> Written problem:
Collect every line of the records below that contains the word "我虽然要饭吃".

> Records for the task:
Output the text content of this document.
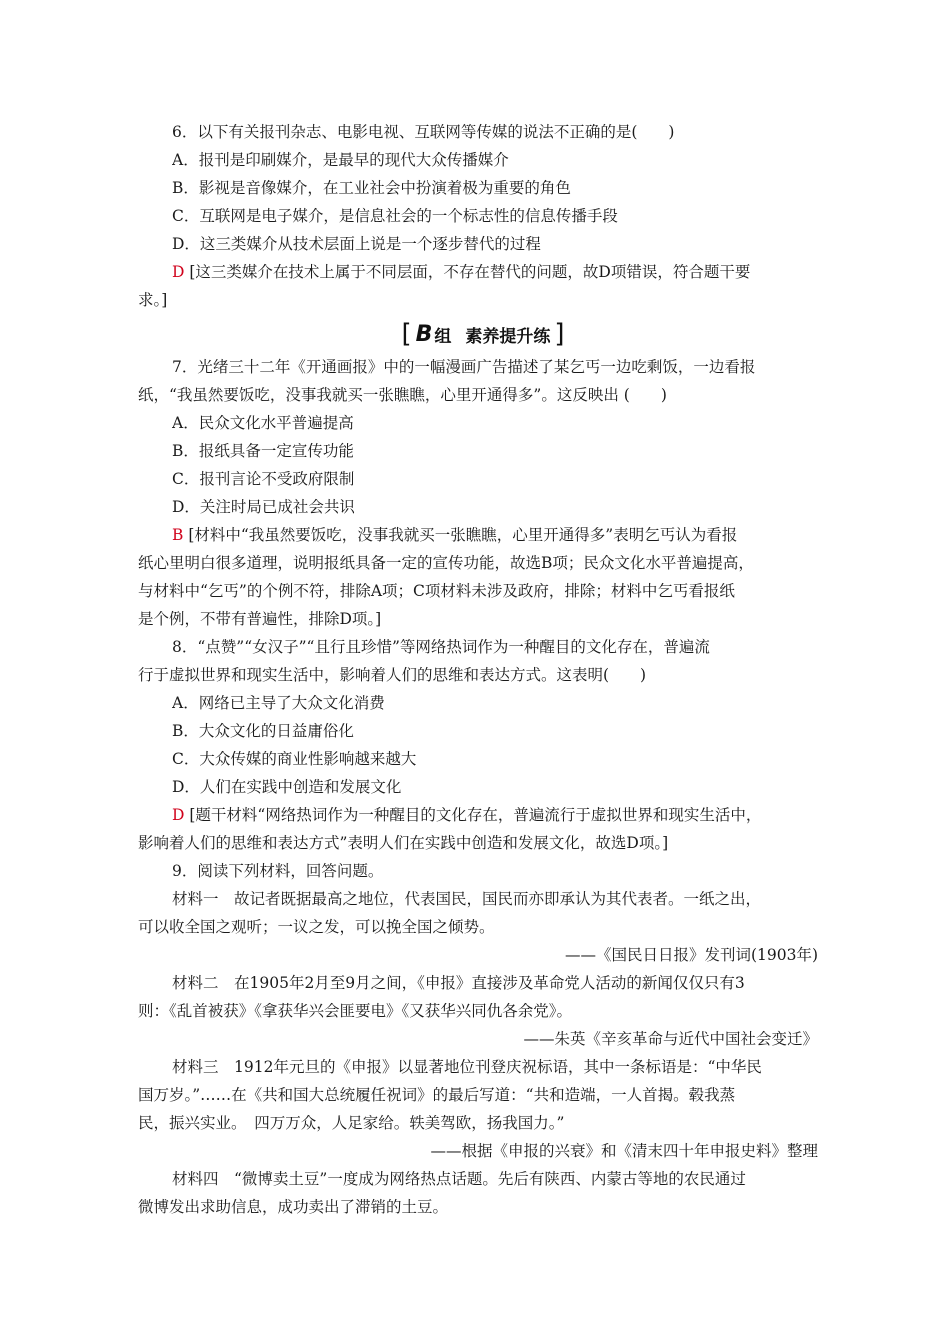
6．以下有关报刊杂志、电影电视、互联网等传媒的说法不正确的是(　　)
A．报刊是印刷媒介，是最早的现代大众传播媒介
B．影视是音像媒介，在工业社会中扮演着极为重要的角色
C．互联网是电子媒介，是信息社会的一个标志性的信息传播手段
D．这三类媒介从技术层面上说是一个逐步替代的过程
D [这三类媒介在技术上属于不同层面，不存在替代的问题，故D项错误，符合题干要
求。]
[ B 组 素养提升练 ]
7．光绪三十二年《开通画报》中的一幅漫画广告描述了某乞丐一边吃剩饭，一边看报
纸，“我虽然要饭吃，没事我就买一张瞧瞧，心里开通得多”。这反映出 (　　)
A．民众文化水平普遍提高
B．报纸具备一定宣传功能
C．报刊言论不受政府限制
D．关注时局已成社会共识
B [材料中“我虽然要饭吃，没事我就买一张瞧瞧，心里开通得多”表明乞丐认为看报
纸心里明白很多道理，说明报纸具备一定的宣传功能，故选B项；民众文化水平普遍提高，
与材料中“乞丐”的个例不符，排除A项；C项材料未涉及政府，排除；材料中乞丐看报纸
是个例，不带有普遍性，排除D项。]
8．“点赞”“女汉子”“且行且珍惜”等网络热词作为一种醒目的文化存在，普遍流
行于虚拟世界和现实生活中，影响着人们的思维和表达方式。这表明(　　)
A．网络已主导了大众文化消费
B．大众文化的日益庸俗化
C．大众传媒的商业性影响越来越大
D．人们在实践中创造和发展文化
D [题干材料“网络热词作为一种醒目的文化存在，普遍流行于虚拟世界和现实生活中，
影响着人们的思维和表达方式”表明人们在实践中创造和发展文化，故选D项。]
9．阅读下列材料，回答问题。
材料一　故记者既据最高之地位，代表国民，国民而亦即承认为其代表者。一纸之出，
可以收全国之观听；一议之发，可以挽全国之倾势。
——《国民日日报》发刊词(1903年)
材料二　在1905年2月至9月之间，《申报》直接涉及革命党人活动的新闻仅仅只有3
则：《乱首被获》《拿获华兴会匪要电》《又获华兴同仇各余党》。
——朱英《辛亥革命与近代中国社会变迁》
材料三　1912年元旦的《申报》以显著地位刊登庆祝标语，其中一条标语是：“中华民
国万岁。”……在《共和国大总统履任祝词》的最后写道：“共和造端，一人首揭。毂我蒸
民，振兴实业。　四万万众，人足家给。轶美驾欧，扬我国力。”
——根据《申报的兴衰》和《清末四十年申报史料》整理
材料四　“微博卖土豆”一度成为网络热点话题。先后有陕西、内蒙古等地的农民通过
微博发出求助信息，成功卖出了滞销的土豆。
--
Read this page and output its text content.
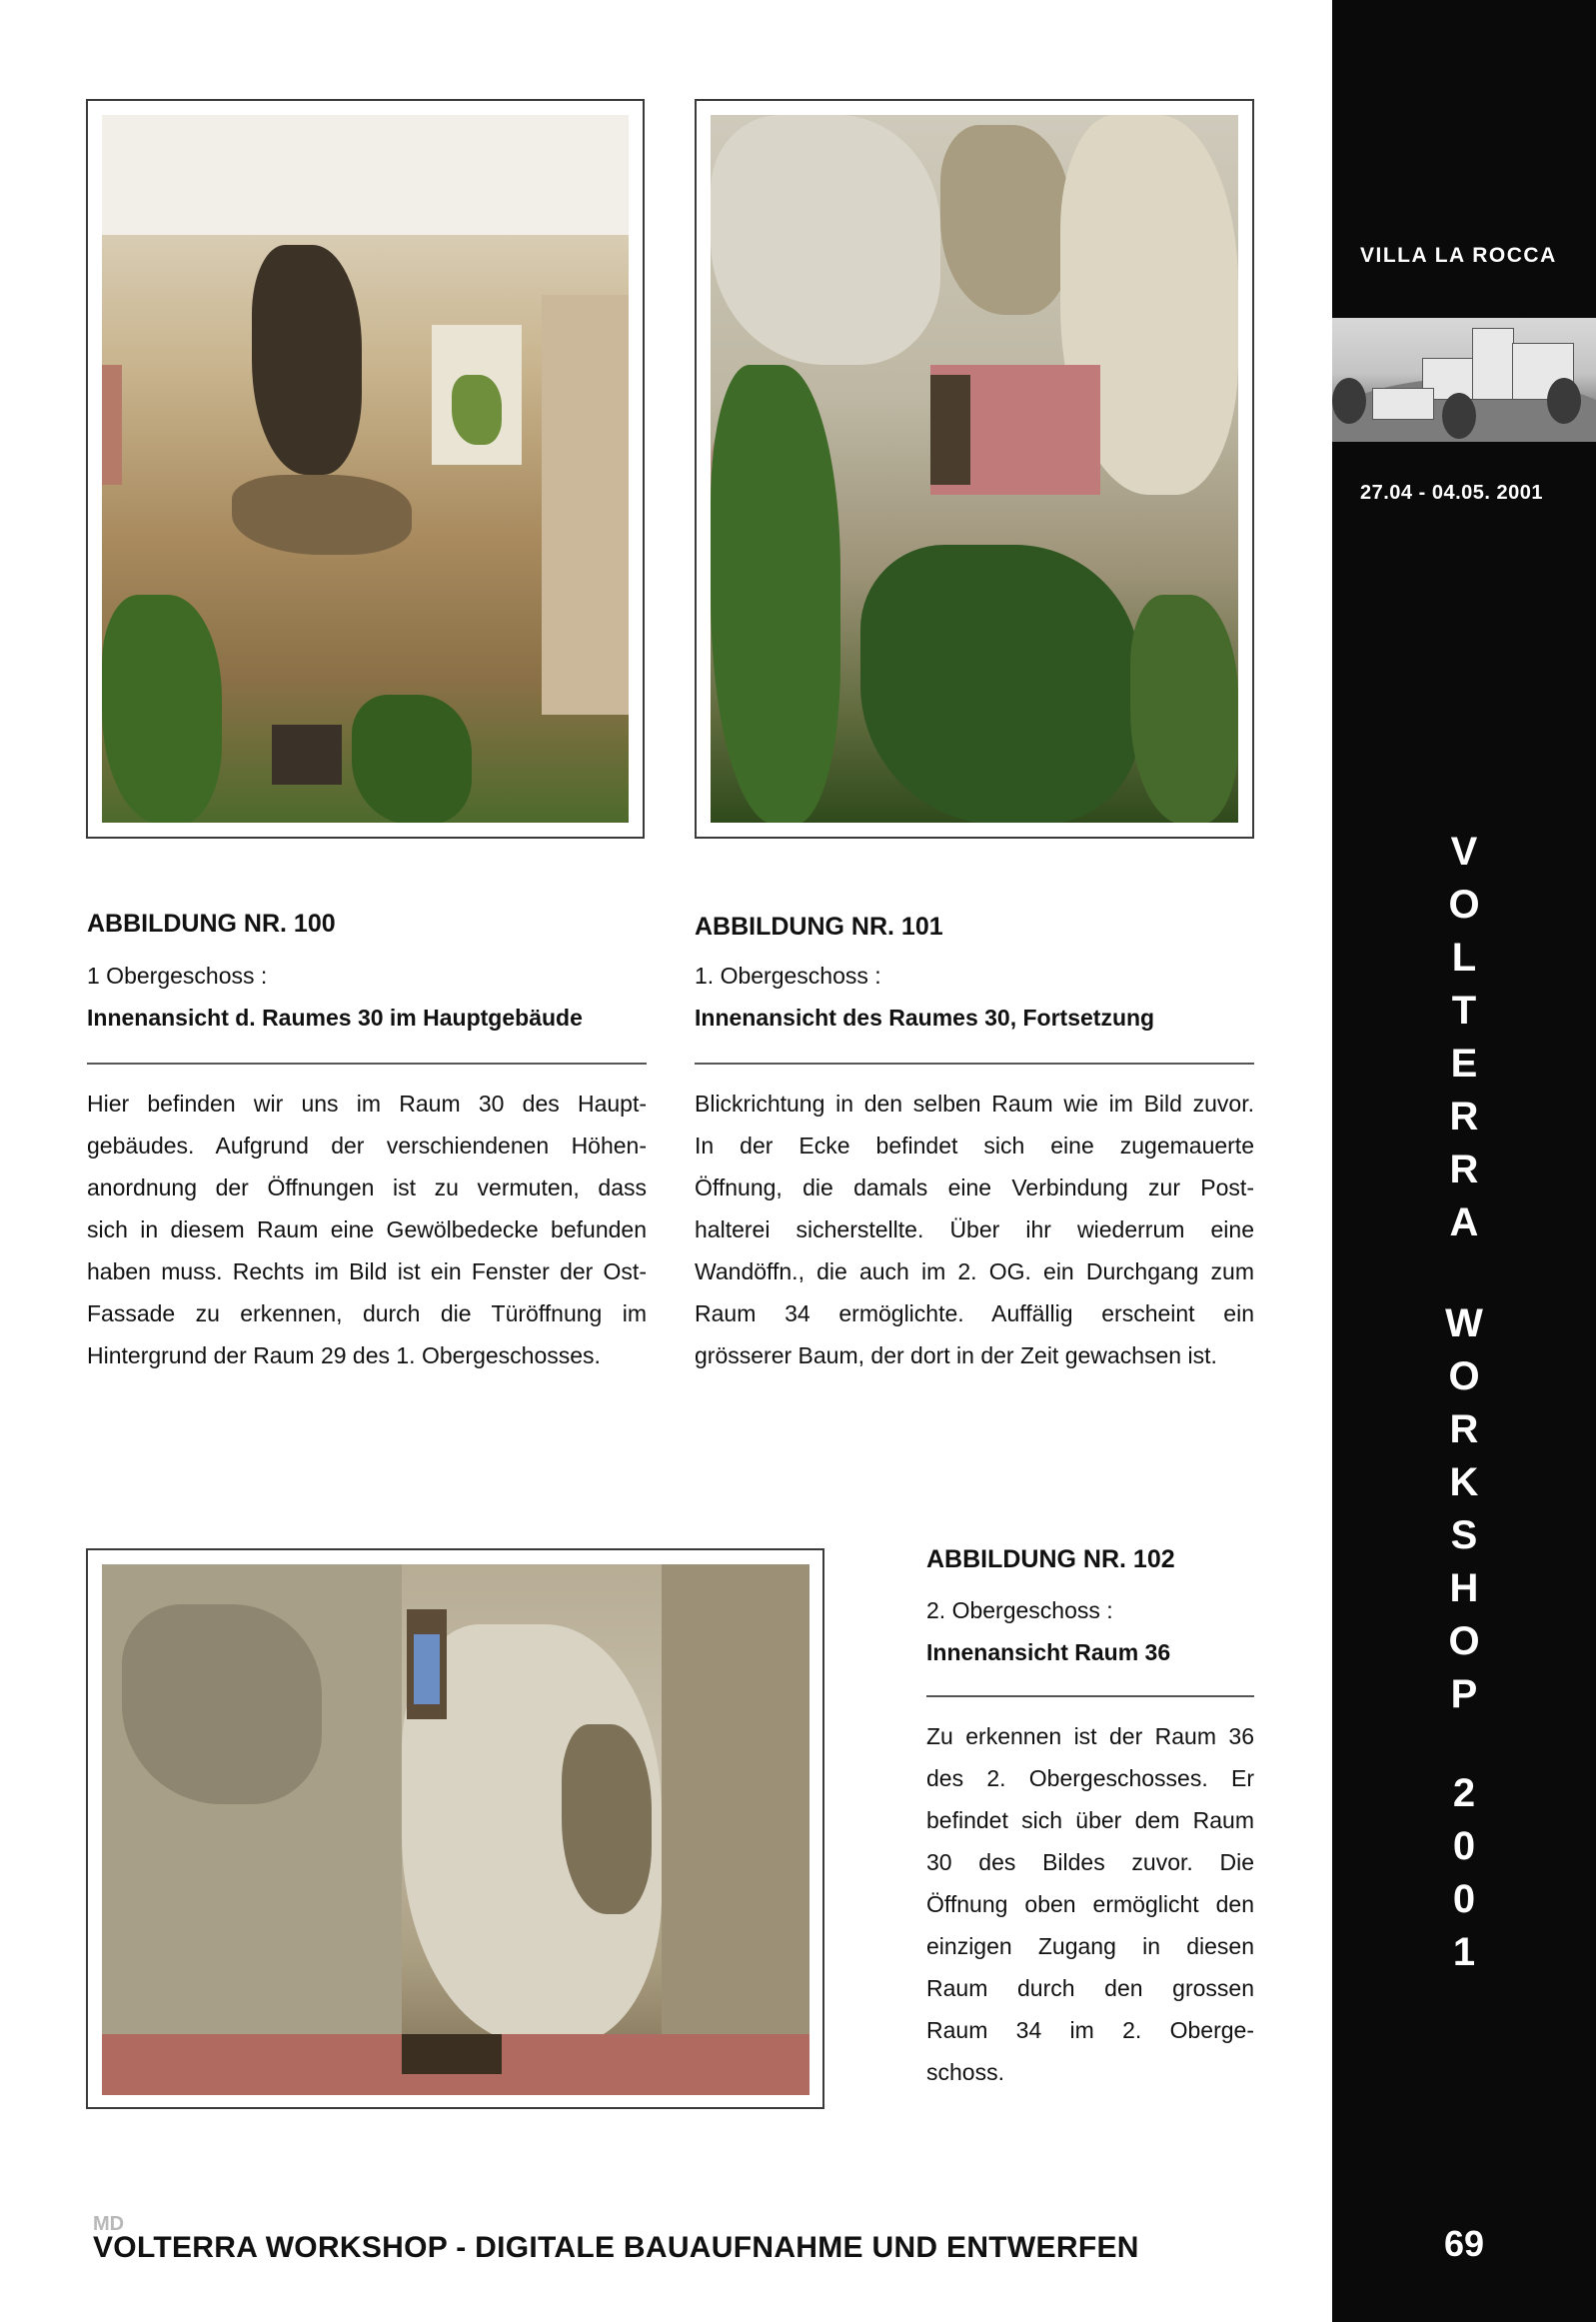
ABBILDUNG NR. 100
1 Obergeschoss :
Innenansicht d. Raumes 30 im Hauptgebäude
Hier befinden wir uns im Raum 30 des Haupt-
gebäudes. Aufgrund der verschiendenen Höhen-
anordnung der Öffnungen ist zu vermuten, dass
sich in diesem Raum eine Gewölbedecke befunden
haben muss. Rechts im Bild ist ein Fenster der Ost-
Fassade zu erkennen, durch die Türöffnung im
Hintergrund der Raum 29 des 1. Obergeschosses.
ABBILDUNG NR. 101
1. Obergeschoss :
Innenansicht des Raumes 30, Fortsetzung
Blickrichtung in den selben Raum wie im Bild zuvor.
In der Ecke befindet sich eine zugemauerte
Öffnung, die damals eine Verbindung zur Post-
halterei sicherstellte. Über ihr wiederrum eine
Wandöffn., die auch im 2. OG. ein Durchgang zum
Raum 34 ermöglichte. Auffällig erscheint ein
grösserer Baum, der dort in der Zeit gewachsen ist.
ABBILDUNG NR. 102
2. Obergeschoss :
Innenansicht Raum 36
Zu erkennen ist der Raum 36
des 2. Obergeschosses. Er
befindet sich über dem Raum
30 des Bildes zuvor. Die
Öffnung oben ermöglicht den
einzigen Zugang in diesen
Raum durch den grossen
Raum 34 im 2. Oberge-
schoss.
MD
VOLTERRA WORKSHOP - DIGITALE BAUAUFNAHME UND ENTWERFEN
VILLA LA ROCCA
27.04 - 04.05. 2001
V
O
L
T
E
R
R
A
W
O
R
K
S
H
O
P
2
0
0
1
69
---
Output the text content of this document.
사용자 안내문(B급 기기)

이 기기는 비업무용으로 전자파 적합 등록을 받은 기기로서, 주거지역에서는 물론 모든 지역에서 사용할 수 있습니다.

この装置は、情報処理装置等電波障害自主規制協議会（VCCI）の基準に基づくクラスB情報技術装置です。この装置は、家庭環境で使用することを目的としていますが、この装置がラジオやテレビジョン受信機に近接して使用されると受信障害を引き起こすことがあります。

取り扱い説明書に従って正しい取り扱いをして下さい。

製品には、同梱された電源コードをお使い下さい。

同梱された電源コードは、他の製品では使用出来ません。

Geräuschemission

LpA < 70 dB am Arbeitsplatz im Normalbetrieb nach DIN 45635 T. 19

> Answer to the task:
纸，“我虽然要饭吃，没事我就买一张瞧瞧，心里开通得多”。这反映出 (　　)
B [材料中“我虽然要饭吃，没事我就买一张瞧瞧，心里开通得多”表明乞丐认为看报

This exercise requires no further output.